**What is required:**
Recast the lines of all the records below as a numbered list, leaving out blank lines and omitting the pictures.

**Extracted data:**

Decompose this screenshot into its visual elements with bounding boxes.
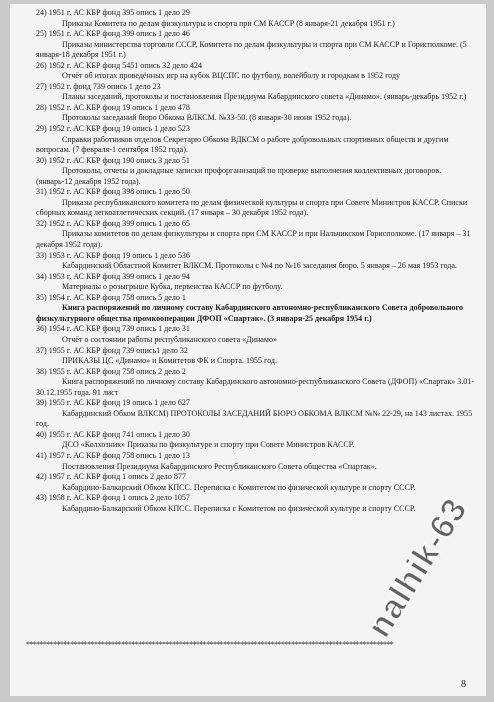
archive-entry xyxy=(36,272,476,293)
entry-description: ПРИКАЗЫ ЦС «Динамо» и Комитетов ФК и Спорта. 1955 год. xyxy=(62,356,278,366)
archive-entry xyxy=(36,367,476,399)
archive-entry xyxy=(36,124,476,156)
archive-entry xyxy=(36,293,476,325)
entry-description: Планы заседаний, протоколы и постановления Президиума Кабардинского совета «Динамо». (январь-декабрь 1952 г.) xyxy=(62,92,467,102)
entry-description: Кабардино-Балкарский Обком КПСС. Переписка с Комитетом по физической культуре и спорту СССР. xyxy=(62,503,416,513)
entry-description: Приказы министерства торговли СССР, Комитета по делам физкультуры и спорта при СМ КАССР и Горисполкоме. (5 января-18 декабря 1951 г.) xyxy=(36,39,467,60)
archive-entry xyxy=(36,472,476,493)
page-number: 8 xyxy=(461,679,466,690)
archive-entry xyxy=(36,398,476,430)
document-page xyxy=(10,4,486,696)
entry-description: Кабардинский Областной Комитет ВЛКСМ. Протоколы с №4 по №16 заседания бюро. 5 января – 26 мая 1953 года. xyxy=(62,261,457,271)
archive-entry xyxy=(36,187,476,219)
entry-description: Приказы республиканского комитета по делам физической культуры и спорта при Совете Министров КАССР. Списки сборных команд легкоатлетических секций. (17 января – 30 декабря 1952 года). xyxy=(36,197,468,218)
entry-reference: 34) 1953 г. АС КБР фонд 399 опись 1 дело 94 xyxy=(36,271,190,281)
entry-description: Протоколы заседаний бюро Обкома ВЛКСМ. №33-50. (8 января-30 июня 1952 года). xyxy=(62,113,352,123)
entry-reference: 30) 1952 г. АС КБР фонд 190 опись 3 дело 51 xyxy=(36,155,190,165)
entry-description: Отчёт об итогах проведённых игр на кубок ВЦСПС по футболу, волейболу и городкам в 1952 году xyxy=(62,71,401,81)
entry-reference: 29) 1952 г. АС КБР фонд 19 опись 1 дело 523 xyxy=(36,124,190,134)
archive-entry xyxy=(36,346,476,367)
archive-entry xyxy=(36,251,476,272)
entry-description: Постановления Президиума Кабардинского Республиканского Совета общества «Спартак». xyxy=(62,461,377,471)
entry-description: Кабардинский Обком ВЛКСМ) ПРОТОКОЛЫ ЗАСЕДАНИЙ БЮРО ОБКОМА ВЛКСМ №№ 22-29, на 143 листах. 1955 год. xyxy=(36,408,473,429)
entry-reference: 43) 1958 г. АС КБР фонд 1 опись 2 дело 1057 xyxy=(36,493,190,503)
archive-entry xyxy=(36,103,476,124)
entry-description: Протоколы, отчеты и докладные записки профорганизаций по проверке выполнения коллективных договоров. (январь-12 декабря 1952 года). xyxy=(36,166,442,186)
entry-reference: 37) 1955 г. АС КБР фонд 739 опись1 дело 32 xyxy=(36,345,188,355)
entry-reference: 31) 1952 г. АС КБР фонд 398 опись 1 дело 50 xyxy=(36,187,190,197)
archive-entry xyxy=(36,8,476,29)
entry-reference: 39) 1955 г. АС КБР фонд 19 опись 1 дело 627 xyxy=(36,398,190,408)
archive-entry xyxy=(36,61,476,82)
entry-reference: 36) 1954 г. АС КБР фонд 739 опись 1 дело 31 xyxy=(36,324,190,334)
entry-reference: 28) 1952 г. АС КБР фонд 19 опись 1 дело 478 xyxy=(36,102,190,112)
archive-entry-list xyxy=(36,8,476,514)
entry-reference: 42) 1957 г. АС КБР фонд 1 опись 2 дело 877 xyxy=(36,472,186,482)
archive-entry xyxy=(36,451,476,472)
entry-description: Приказы комитетов по делам физкультуры и спорта при СМ КАССР и при Нальчикском Горисполкоме. (17 января – 31 декабря 1952 года). xyxy=(36,229,471,250)
entry-description: Книга распоряжений по личному составу Кабардинского автономно-республиканского Совета (ДФОП) «Спартак» 3.01-30.12.1955 года. 91 лист xyxy=(36,377,475,397)
archive-entry xyxy=(36,324,476,345)
archive-entry xyxy=(36,156,476,188)
entry-reference: 25) 1951 г. АС КБР фонд 399 опись 1 дело 46 xyxy=(36,29,190,39)
archive-entry xyxy=(36,29,476,61)
entry-reference: 33) 1953 г. АС КБР фонд 19 опись 1 дело 536 xyxy=(36,250,190,260)
entry-reference: 27) 1952 г. фонд 739 опись 1 дело 23 xyxy=(36,81,161,91)
entry-description: Отчёт о состоянии работы республиканского совета «Динамо» xyxy=(62,334,277,344)
entry-reference: 41) 1957 г. АС КБР фонд 758 опись 1 дело 13 xyxy=(36,450,190,460)
entry-reference: 26) 1952 г. АС КБР фонд 5451 опись 32 дело 424 xyxy=(36,60,203,70)
archive-entry xyxy=(36,219,476,251)
entry-description: Приказы Комитета по делам физкультуры и спорта при СМ КАССР (8 января-21 декабря 1951 г.) xyxy=(62,18,395,28)
entry-reference: 32) 1952 г. АС КБР фонд 399 опись 1 дело 65 xyxy=(36,218,190,228)
archive-entry xyxy=(36,493,476,514)
archive-entry xyxy=(36,430,476,451)
entry-reference: 35) 1954 г. АС КБР фонд 758 опись 5 дело 1 xyxy=(36,292,186,302)
entry-description: Материалы о розыгрыше Кубка, первенства КАССР по футболу. xyxy=(62,282,283,292)
entry-description: Справки работников отделов Секретарю Обкома ВДКСМ о работе добровольных спортивных обществ и другим вопросам. (7 февраля-1 сентября 1952 года). xyxy=(36,134,449,155)
entry-reference: 40) 1955 г. АС КБР фонд 741 опись 1 дело 30 xyxy=(36,429,190,439)
entry-description: ДСО «Колхозник» Приказы по физкультуре и спорту при Совете Министров КАССР. xyxy=(62,440,355,450)
entry-description: Кабардино-Балкарский Обком КПСС. Переписка с Комитетом по физической культуре и спорту СССР. xyxy=(62,482,416,492)
archive-entry xyxy=(36,82,476,103)
separator-line: ************************************************************************************************************ xyxy=(26,640,394,649)
watermark: nalhik-63 xyxy=(360,491,476,645)
entry-reference: 24) 1951 г. АС КБР фонд 395 опись 1 дело 29 xyxy=(36,8,190,17)
entry-reference: 38) 1955 г. АС КБР фонд 758 опись 2 дело 2 xyxy=(36,366,186,376)
entry-description: Книга распоряжений по личному составу Кабардинского автономно-республиканского Совета добровольного физкультурного общества промкооперации ДФОП «Спартак». (3 января-25 декабря 1954 г.) xyxy=(36,303,463,323)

**Task result:**
1. Decompose this screenshot into its visual elements with bounding boxes.
2. archive-entry xyxy=(36,272,476,293)
3. entry-description: ПРИКАЗЫ ЦС «Динамо» и Комитетов ФК и Спорта. 1955 год. xyxy=(62,356,278,366)
4. archive-entry xyxy=(36,367,476,399)
5. archive-entry xyxy=(36,124,476,156)
6. archive-entry xyxy=(36,293,476,325)
7. entry-description: Планы заседаний, протоколы и постановления Президиума Кабардинского совета «Динамо». (январь-декабрь 1952 г.) xyxy=(62,92,467,102)
8. entry-description: Кабардино-Балкарский Обком КПСС. Переписка с Комитетом по физической культуре и спорту СССР. xyxy=(62,503,416,513)
9. entry-description: Приказы министерства торговли СССР, Комитета по делам физкультуры и спорта при СМ КАССР и Горисполкоме. (5 января-18 декабря 1951 г.) xyxy=(36,39,467,60)
10. archive-entry xyxy=(36,472,476,493)
11. page-number: 8 xyxy=(461,679,466,690)
12. archive-entry xyxy=(36,398,476,430)
13. document-page xyxy=(10,4,486,696)
14. entry-description: Кабардинский Областной Комитет ВЛКСМ. Протоколы с №4 по №16 заседания бюро. 5 января – 26 мая 1953 года. xyxy=(62,261,457,271)
15. archive-entry xyxy=(36,187,476,219)
16. entry-description: Приказы республиканского комитета по делам физической культуры и спорта при Совете Министров КАССР. Списки сборных команд легкоатлетических секций. (17 января – 30 декабря 1952 года). xyxy=(36,197,468,218)
17. entry-reference: 34) 1953 г. АС КБР фонд 399 опись 1 дело 94 xyxy=(36,271,190,281)
18. entry-description: Протоколы заседаний бюро Обкома ВЛКСМ. №33-50. (8 января-30 июня 1952 года). xyxy=(62,113,352,123)
19. entry-reference: 30) 1952 г. АС КБР фонд 190 опись 3 дело 51 xyxy=(36,155,190,165)
20. entry-description: Отчёт об итогах проведённых игр на кубок ВЦСПС по футболу, волейболу и городкам в 1952 году xyxy=(62,71,401,81)
21. entry-reference: 29) 1952 г. АС КБР фонд 19 опись 1 дело 523 xyxy=(36,124,190,134)
22. archive-entry xyxy=(36,346,476,367)
23. archive-entry xyxy=(36,251,476,272)
24. entry-description: Постановления Президиума Кабардинского Республиканского Совета общества «Спартак». xyxy=(62,461,377,471)
25. entry-description: Кабардинский Обком ВЛКСМ) ПРОТОКОЛЫ ЗАСЕДАНИЙ БЮРО ОБКОМА ВЛКСМ №№ 22-29, на 143 листах. 1955 год. xyxy=(36,408,473,429)
26. entry-reference: 43) 1958 г. АС КБР фонд 1 опись 2 дело 1057 xyxy=(36,493,190,503)
27. archive-entry xyxy=(36,103,476,124)
28. entry-description: Протоколы, отчеты и докладные записки профорганизаций по проверке выполнения коллективных договоров. (январь-12 декабря 1952 года). xyxy=(36,166,442,186)
29. entry-reference: 37) 1955 г. АС КБР фонд 739 опись1 дело 32 xyxy=(36,345,188,355)
30. entry-reference: 31) 1952 г. АС КБР фонд 398 опись 1 дело 50 xyxy=(36,187,190,197)
31. archive-entry xyxy=(36,8,476,29)
32. entry-reference: 39) 1955 г. АС КБР фонд 19 опись 1 дело 627 xyxy=(36,398,190,408)
33. archive-entry xyxy=(36,61,476,82)
34. entry-reference: 36) 1954 г. АС КБР фонд 739 опись 1 дело 31 xyxy=(36,324,190,334)
35. entry-reference: 28) 1952 г. АС КБР фонд 19 опись 1 дело 478 xyxy=(36,102,190,112)
36. archive-entry-list xyxy=(36,8,476,514)
37. entry-reference: 42) 1957 г. АС КБР фонд 1 опись 2 дело 877 xyxy=(36,472,186,482)
38. archive-entry xyxy=(36,451,476,472)
39. entry-description: Приказы комитетов по делам физкультуры и спорта при СМ КАССР и при Нальчикском Горисполкоме. (17 января – 31 декабря 1952 года). xyxy=(36,229,471,250)
40. entry-description: Книга распоряжений по личному составу Кабардинского автономно-республиканского Совета (ДФОП) «Спартак» 3.01-30.12.1955 года. 91 лист xyxy=(36,377,475,397)
41. archive-entry xyxy=(36,324,476,345)
42. archive-entry xyxy=(36,156,476,188)
43. entry-reference: 25) 1951 г. АС КБР фонд 399 опись 1 дело 46 xyxy=(36,29,190,39)
44. archive-entry xyxy=(36,29,476,61)
45. entry-reference: 33) 1953 г. АС КБР фонд 19 опись 1 дело 536 xyxy=(36,250,190,260)
46. entry-reference: 27) 1952 г. фонд 739 опись 1 дело 23 xyxy=(36,81,161,91)
47. entry-description: Отчёт о состоянии работы республиканского совета «Динамо» xyxy=(62,334,277,344)
48. entry-reference: 41) 1957 г. АС КБР фонд 758 опись 1 дело 13 xyxy=(36,450,190,460)
49. entry-reference: 26) 1952 г. АС КБР фонд 5451 опись 32 дело 424 xyxy=(36,60,203,70)
50. archive-entry xyxy=(36,219,476,251)
51. entry-description: Приказы Комитета по делам физкультуры и спорта при СМ КАССР (8 января-21 декабря 1951 г.) xyxy=(62,18,395,28)
52. entry-reference: 32) 1952 г. АС КБР фонд 399 опись 1 дело 65 xyxy=(36,218,190,228)
53. archive-entry xyxy=(36,493,476,514)
54. archive-entry xyxy=(36,430,476,451)
55. entry-reference: 35) 1954 г. АС КБР фонд 758 опись 5 дело 1 xyxy=(36,292,186,302)
56. entry-description: Материалы о розыгрыше Кубка, первенства КАССР по футболу. xyxy=(62,282,283,292)
57. entry-description: Справки работников отделов Секретарю Обкома ВДКСМ о работе добровольных спортивных обществ и другим вопросам. (7 февраля-1 сентября 1952 года). xyxy=(36,134,449,155)
58. entry-reference: 40) 1955 г. АС КБР фонд 741 опись 1 дело 30 xyxy=(36,429,190,439)
59. entry-description: ДСО «Колхозник» Приказы по физкультуре и спорту при Совете Министров КАССР. xyxy=(62,440,355,450)
60. entry-description: Кабардино-Балкарский Обком КПСС. Переписка с Комитетом по физической культуре и спорту СССР. xyxy=(62,482,416,492)
61. archive-entry xyxy=(36,82,476,103)
62. separator-line: ************************************************************************************************************ xyxy=(26,640,394,649)
63. watermark: nalhik-63 xyxy=(360,491,476,645)
64. entry-reference: 24) 1951 г. АС КБР фонд 395 опись 1 дело 29 xyxy=(36,8,190,17)
65. entry-reference: 38) 1955 г. АС КБР фонд 758 опись 2 дело 2 xyxy=(36,366,186,376)
66. entry-description: Книга распоряжений по личному составу Кабардинского автономно-республиканского Совета добровольного физкультурного общества промкооперации ДФОП «Спартак». (3 января-25 декабря 1954 г.) xyxy=(36,303,463,323)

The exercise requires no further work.